»»

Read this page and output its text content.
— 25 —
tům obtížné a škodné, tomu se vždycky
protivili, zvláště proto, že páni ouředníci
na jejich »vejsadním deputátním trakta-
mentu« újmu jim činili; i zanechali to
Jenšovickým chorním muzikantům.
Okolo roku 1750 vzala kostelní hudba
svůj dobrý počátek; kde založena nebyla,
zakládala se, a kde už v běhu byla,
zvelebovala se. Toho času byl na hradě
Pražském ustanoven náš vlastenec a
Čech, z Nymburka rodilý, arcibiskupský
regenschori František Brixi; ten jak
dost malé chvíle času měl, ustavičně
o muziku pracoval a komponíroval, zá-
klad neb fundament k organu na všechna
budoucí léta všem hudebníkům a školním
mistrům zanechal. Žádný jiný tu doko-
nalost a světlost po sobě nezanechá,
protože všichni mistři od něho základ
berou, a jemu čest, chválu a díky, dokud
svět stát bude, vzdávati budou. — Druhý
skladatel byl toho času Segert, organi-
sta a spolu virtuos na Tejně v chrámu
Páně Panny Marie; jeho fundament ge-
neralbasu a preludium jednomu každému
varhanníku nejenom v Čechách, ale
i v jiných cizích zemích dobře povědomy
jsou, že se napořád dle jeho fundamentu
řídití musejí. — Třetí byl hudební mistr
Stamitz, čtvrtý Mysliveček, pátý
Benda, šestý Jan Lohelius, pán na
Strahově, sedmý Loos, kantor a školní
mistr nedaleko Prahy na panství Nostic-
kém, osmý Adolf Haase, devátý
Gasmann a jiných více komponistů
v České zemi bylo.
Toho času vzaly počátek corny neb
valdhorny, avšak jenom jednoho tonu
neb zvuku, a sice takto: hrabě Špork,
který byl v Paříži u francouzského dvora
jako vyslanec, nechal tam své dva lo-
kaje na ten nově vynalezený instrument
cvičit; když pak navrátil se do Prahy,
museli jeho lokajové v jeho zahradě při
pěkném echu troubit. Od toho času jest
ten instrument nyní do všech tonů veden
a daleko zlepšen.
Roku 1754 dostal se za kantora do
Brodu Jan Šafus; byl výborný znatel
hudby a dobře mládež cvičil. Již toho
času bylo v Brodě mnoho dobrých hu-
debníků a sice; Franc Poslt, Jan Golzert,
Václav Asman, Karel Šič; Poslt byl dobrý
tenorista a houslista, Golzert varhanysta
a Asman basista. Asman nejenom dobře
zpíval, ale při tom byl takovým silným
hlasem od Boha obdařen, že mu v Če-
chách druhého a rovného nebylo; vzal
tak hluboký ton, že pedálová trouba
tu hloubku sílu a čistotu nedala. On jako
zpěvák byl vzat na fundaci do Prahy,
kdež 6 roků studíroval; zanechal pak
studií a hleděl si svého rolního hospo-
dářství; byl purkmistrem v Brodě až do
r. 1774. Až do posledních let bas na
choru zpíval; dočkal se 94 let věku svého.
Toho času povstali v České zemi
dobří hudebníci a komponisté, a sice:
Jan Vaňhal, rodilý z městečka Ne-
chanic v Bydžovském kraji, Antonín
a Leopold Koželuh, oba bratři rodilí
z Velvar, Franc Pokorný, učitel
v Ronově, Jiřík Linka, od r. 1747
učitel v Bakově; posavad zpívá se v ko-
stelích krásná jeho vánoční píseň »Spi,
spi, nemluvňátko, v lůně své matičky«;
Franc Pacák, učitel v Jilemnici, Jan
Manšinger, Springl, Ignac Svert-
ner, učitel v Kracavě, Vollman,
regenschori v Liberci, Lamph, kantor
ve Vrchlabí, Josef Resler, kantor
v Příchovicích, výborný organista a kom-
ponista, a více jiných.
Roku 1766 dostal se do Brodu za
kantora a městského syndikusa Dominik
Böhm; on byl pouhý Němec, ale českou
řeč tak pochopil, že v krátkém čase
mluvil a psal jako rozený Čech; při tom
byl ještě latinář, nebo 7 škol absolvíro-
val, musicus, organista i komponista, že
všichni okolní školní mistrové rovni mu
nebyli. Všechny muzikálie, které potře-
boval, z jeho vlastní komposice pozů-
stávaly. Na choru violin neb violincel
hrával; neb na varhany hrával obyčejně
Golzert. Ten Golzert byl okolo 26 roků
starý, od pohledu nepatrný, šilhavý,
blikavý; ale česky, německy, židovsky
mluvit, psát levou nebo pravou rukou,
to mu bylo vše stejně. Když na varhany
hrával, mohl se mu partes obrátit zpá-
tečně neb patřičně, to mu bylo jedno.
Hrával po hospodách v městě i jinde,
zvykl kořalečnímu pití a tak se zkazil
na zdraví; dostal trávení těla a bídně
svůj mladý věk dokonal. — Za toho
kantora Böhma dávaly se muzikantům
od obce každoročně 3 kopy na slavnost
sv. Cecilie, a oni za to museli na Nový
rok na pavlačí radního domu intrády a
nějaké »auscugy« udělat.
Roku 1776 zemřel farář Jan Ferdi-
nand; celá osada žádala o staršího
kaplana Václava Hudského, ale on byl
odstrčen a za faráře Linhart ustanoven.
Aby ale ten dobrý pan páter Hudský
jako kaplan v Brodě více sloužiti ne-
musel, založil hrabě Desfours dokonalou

««

→ Description of the task:
Every entry must be retyped in full, exactly as given.

→ Complete output:
Read this page and output its text content.
— 25 —
tům obtížné a škodné, tomu se vždycky
protivili, zvláště proto, že páni ouředníci
na jejich »vejsadním deputátním trakta-
mentu« újmu jim činili; i zanechali to
Jenšovickým chorním muzikantům.
Okolo roku 1750 vzala kostelní hudba
svůj dobrý počátek; kde založena nebyla,
zakládala se, a kde už v běhu byla,
zvelebovala se. Toho času byl na hradě
Pražském ustanoven náš vlastenec a
Čech, z Nymburka rodilý, arcibiskupský
regenschori František Brixi; ten jak
dost malé chvíle času měl, ustavičně
o muziku pracoval a komponíroval, zá-
klad neb fundament k organu na všechna
budoucí léta všem hudebníkům a školním
mistrům zanechal. Žádný jiný tu doko-
nalost a světlost po sobě nezanechá,
protože všichni mistři od něho základ
berou, a jemu čest, chválu a díky, dokud
svět stát bude, vzdávati budou. — Druhý
skladatel byl toho času Segert, organi-
sta a spolu virtuos na Tejně v chrámu
Páně Panny Marie; jeho fundament ge-
neralbasu a preludium jednomu každému
varhanníku nejenom v Čechách, ale
i v jiných cizích zemích dobře povědomy
jsou, že se napořád dle jeho fundamentu
řídití musejí. — Třetí byl hudební mistr
Stamitz, čtvrtý Mysliveček, pátý
Benda, šestý Jan Lohelius, pán na
Strahově, sedmý Loos, kantor a školní
mistr nedaleko Prahy na panství Nostic-
kém, osmý Adolf Haase, devátý
Gasmann a jiných více komponistů
v České zemi bylo.
Toho času vzaly počátek corny neb
valdhorny, avšak jenom jednoho tonu
neb zvuku, a sice takto: hrabě Špork,
který byl v Paříži u francouzského dvora
jako vyslanec, nechal tam své dva lo-
kaje na ten nově vynalezený instrument
cvičit; když pak navrátil se do Prahy,
museli jeho lokajové v jeho zahradě při
pěkném echu troubit. Od toho času jest
ten instrument nyní do všech tonů veden
a daleko zlepšen.
Roku 1754 dostal se za kantora do
Brodu Jan Šafus; byl výborný znatel
hudby a dobře mládež cvičil. Již toho
času bylo v Brodě mnoho dobrých hu-
debníků a sice; Franc Poslt, Jan Golzert,
Václav Asman, Karel Šič; Poslt byl dobrý
tenorista a houslista, Golzert varhanysta
a Asman basista. Asman nejenom dobře
zpíval, ale při tom byl takovým silným
hlasem od Boha obdařen, že mu v Če-
chách druhého a rovného nebylo; vzal
tak hluboký ton, že pedálová trouba
tu hloubku sílu a čistotu nedala. On jako
zpěvák byl vzat na fundaci do Prahy,
kdež 6 roků studíroval; zanechal pak
studií a hleděl si svého rolního hospo-
dářství; byl purkmistrem v Brodě až do
r. 1774. Až do posledních let bas na
choru zpíval; dočkal se 94 let věku svého.
Toho času povstali v České zemi
dobří hudebníci a komponisté, a sice:
Jan Vaňhal, rodilý z městečka Ne-
chanic v Bydžovském kraji, Antonín
a Leopold Koželuh, oba bratři rodilí
z Velvar, Franc Pokorný, učitel
v Ronově, Jiřík Linka, od r. 1747
učitel v Bakově; posavad zpívá se v ko-
stelích krásná jeho vánoční píseň »Spi,
spi, nemluvňátko, v lůně své matičky«;
Franc Pacák, učitel v Jilemnici, Jan
Manšinger, Springl, Ignac Svert-
ner, učitel v Kracavě, Vollman,
regenschori v Liberci, Lamph, kantor
ve Vrchlabí, Josef Resler, kantor
v Příchovicích, výborný organista a kom-
ponista, a více jiných.
Roku 1766 dostal se do Brodu za
kantora a městského syndikusa Dominik
Böhm; on byl pouhý Němec, ale českou
řeč tak pochopil, že v krátkém čase
mluvil a psal jako rozený Čech; při tom
byl ještě latinář, nebo 7 škol absolvíro-
val, musicus, organista i komponista, že
všichni okolní školní mistrové rovni mu
nebyli. Všechny muzikálie, které potře-
boval, z jeho vlastní komposice pozů-
stávaly. Na choru violin neb violincel
hrával; neb na varhany hrával obyčejně
Golzert. Ten Golzert byl okolo 26 roků
starý, od pohledu nepatrný, šilhavý,
blikavý; ale česky, německy, židovsky
mluvit, psát levou nebo pravou rukou,
to mu bylo vše stejně. Když na varhany
hrával, mohl se mu partes obrátit zpá-
tečně neb patřičně, to mu bylo jedno.
Hrával po hospodách v městě i jinde,
zvykl kořalečnímu pití a tak se zkazil
na zdraví; dostal trávení těla a bídně
svůj mladý věk dokonal. — Za toho
kantora Böhma dávaly se muzikantům
od obce každoročně 3 kopy na slavnost
sv. Cecilie, a oni za to museli na Nový
rok na pavlačí radního domu intrády a
nějaké »auscugy« udělat.
Roku 1776 zemřel farář Jan Ferdi-
nand; celá osada žádala o staršího
kaplana Václava Hudského, ale on byl
odstrčen a za faráře Linhart ustanoven.
Aby ale ten dobrý pan páter Hudský
jako kaplan v Brodě více sloužiti ne-
musel, založil hrabě Desfours dokonalou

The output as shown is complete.